Provided text —

-*-*-

Finally, the group settled on an event which they called "Pigs in the Popcorn." It would work like this: First, the cowboy is pinned in the chute. Strobe lights flash around him. He is prodded and teased. Then the gate opens and the cowboy races out into the center of a brilliant spot of light and makes ready to meet whatever. The Whatever, that is the beauty of the event. He might get a rank bull, a mutated goat, a rabid wolverine, a timid armadillo, a blind goose, an egg sandwich, there's just no telling. It's the luck of the draw. The judges will take into consideration the look on the cowboy's face when he first confronts his adversary.
As a variation, Jerry Jeff suggested an event called "Boar in the Fire." It would have the same buildup, but when the cowboy raced into the arena this time he would be confronted by a 2000-pound wild boar inside a ring of fire. The cowboy's job is to wrestle the boar from the fire, and then decide: what next? This is the crucial moment.
"What would you do?" someone asked Mahan.
Mahan thought a minute, then said: "I'd put him on a bus and send him to Waco."
"Perfect," Jerry Jeff said, squirting Mahan in the mouth with the tequila watergun. "Small wonder you're the champion."

-*-*-

Records for this exercise —
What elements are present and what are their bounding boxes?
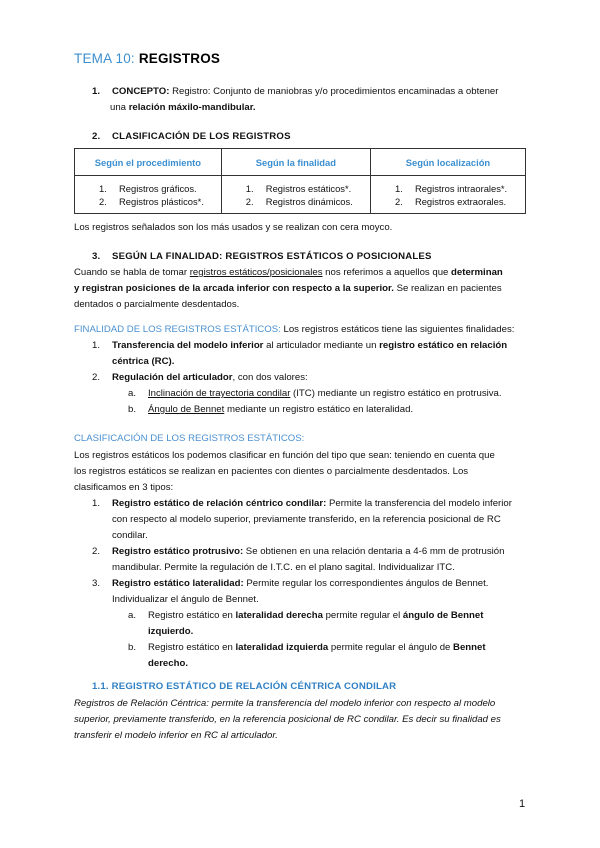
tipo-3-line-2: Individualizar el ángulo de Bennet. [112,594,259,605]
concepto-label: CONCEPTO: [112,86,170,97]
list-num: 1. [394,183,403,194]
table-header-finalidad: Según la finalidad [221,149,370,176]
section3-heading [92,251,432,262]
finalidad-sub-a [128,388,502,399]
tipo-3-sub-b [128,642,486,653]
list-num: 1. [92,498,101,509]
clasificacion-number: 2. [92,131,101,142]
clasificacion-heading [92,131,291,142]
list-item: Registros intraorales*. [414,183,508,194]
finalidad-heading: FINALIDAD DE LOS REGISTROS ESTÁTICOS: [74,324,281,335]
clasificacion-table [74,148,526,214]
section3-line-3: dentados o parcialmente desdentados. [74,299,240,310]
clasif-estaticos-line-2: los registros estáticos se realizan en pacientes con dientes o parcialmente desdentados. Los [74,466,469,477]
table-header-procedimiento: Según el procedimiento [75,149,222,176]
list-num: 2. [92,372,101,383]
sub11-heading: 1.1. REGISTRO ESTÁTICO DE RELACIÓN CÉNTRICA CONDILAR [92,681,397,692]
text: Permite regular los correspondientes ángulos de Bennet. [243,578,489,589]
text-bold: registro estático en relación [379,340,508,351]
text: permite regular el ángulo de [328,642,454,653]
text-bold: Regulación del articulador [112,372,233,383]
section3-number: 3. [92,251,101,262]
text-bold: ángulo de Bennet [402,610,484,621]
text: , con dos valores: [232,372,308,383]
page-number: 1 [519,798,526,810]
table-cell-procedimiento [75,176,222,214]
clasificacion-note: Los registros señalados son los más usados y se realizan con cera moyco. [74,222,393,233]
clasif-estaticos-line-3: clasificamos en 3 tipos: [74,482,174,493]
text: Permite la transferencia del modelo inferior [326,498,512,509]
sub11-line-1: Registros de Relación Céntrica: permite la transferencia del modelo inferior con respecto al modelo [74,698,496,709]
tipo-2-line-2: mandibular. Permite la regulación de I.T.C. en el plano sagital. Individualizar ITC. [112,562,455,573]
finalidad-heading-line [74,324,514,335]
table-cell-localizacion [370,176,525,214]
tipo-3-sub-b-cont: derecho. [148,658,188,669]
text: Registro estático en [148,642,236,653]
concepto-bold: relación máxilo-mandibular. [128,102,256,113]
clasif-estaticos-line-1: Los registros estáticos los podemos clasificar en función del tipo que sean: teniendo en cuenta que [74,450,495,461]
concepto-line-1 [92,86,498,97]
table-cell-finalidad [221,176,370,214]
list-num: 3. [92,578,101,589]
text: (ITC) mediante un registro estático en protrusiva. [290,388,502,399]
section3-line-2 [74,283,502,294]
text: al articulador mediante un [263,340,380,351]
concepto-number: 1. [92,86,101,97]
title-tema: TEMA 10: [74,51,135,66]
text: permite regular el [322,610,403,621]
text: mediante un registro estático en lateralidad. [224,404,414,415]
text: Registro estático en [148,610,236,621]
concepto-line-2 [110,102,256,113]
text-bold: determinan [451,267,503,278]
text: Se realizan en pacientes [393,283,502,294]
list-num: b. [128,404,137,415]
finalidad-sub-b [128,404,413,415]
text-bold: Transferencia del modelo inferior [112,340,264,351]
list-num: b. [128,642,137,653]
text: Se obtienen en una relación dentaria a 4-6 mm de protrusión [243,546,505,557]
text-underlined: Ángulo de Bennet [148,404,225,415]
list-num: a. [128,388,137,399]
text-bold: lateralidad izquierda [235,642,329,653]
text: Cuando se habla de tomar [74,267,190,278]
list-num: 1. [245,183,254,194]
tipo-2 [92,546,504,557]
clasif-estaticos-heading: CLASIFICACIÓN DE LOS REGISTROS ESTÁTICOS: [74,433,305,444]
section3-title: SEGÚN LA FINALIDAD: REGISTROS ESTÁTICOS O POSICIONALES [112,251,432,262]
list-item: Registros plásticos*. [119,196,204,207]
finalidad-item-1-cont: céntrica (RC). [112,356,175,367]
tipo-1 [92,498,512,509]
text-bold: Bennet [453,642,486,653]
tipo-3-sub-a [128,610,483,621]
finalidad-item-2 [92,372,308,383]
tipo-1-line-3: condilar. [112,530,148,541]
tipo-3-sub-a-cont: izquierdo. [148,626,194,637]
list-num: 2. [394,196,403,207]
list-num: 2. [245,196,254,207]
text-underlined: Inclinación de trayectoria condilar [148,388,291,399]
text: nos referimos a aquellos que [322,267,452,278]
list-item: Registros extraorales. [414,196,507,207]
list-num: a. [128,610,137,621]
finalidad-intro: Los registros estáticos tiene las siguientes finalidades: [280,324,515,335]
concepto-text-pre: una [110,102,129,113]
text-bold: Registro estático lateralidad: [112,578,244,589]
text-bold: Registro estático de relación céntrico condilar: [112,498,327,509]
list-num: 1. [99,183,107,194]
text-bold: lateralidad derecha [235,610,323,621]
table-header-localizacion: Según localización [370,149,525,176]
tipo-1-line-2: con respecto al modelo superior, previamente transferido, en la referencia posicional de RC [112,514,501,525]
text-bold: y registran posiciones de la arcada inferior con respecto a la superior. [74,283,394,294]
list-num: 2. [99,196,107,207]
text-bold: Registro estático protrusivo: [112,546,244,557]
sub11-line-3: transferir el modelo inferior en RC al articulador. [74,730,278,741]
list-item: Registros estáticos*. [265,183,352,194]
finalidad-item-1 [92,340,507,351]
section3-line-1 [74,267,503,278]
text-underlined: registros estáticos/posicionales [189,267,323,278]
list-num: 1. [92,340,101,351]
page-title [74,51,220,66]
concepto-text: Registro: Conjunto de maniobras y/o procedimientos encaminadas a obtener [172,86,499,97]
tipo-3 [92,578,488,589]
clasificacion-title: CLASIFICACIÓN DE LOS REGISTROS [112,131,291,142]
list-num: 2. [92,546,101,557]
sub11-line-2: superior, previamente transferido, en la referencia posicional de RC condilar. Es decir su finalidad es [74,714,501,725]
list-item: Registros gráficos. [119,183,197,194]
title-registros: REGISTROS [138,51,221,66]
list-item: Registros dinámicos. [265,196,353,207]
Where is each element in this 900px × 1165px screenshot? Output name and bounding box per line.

-*-*-

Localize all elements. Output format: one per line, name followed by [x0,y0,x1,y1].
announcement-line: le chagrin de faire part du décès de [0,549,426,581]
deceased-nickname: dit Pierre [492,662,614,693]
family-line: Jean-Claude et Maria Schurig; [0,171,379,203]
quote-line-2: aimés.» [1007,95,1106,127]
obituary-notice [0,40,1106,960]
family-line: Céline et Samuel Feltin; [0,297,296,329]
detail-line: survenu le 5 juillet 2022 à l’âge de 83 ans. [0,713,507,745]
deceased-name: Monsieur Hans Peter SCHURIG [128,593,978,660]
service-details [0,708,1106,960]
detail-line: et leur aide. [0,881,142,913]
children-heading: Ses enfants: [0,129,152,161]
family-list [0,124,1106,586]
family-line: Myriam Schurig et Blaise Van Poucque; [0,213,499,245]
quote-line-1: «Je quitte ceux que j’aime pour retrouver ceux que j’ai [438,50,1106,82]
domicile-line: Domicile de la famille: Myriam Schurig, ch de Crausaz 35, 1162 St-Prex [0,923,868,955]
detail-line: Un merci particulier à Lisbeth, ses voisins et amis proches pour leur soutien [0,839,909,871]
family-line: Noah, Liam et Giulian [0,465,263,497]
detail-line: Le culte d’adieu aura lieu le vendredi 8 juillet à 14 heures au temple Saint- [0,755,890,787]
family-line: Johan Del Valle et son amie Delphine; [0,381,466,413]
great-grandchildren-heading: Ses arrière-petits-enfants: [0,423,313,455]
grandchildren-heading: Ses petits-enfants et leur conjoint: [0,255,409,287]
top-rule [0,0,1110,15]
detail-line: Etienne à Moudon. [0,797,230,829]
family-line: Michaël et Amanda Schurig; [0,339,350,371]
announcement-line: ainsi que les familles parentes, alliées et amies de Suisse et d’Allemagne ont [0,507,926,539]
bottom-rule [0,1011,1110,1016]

-*-*-

Exercise tasks —
1. According to the rodeo text, what makes "the Whatever" the beauty of the "Pigs in the Popcorn" event?
2. Render the stretch of the second listing from the line containing "Localize all elements." through the line containing "family-line: Noah, Liam" as a numbered list.

Complete answers —
1. The cowboy cannot know what he will face when he runs into the light. It might be a rank bull, a mutated goat, a rabid wolverine, a timid armadillo, a blind goose or even an egg sandwich. It is the luck of the draw.

2.
1. Localize all elements. Output format: one per line, name followed by [x0,y0,x1,y1].
2. announcement-line: le chagrin de faire part du décès de [0,549,426,581]
3. deceased-nickname: dit Pierre [492,662,614,693]
4. family-line: Jean-Claude et Maria Schurig; [0,171,379,203]
5. quote-line-2: aimés.» [1007,95,1106,127]
6. obituary-notice [0,40,1106,960]
7. family-line: Céline et Samuel Feltin; [0,297,296,329]
8. detail-line: survenu le 5 juillet 2022 à l’âge de 83 ans. [0,713,507,745]
9. deceased-name: Monsieur Hans Peter SCHURIG [128,593,978,660]
10. service-details [0,708,1106,960]
11. detail-line: et leur aide. [0,881,142,913]
12. children-heading: Ses enfants: [0,129,152,161]
13. family-list [0,124,1106,586]
14. family-line: Myriam Schurig et Blaise Van Poucque; [0,213,499,245]
15. quote-line-1: «Je quitte ceux que j’aime pour retrouver ceux que j’ai [438,50,1106,82]
16. domicile-line: Domicile de la famille: Myriam Schurig, ch de Crausaz 35, 1162 St-Prex [0,923,868,955]
17. detail-line: Un merci particulier à Lisbeth, ses voisins et amis proches pour leur soutien [0,839,909,871]
18. family-line: Noah, Liam et Giulian [0,465,263,497]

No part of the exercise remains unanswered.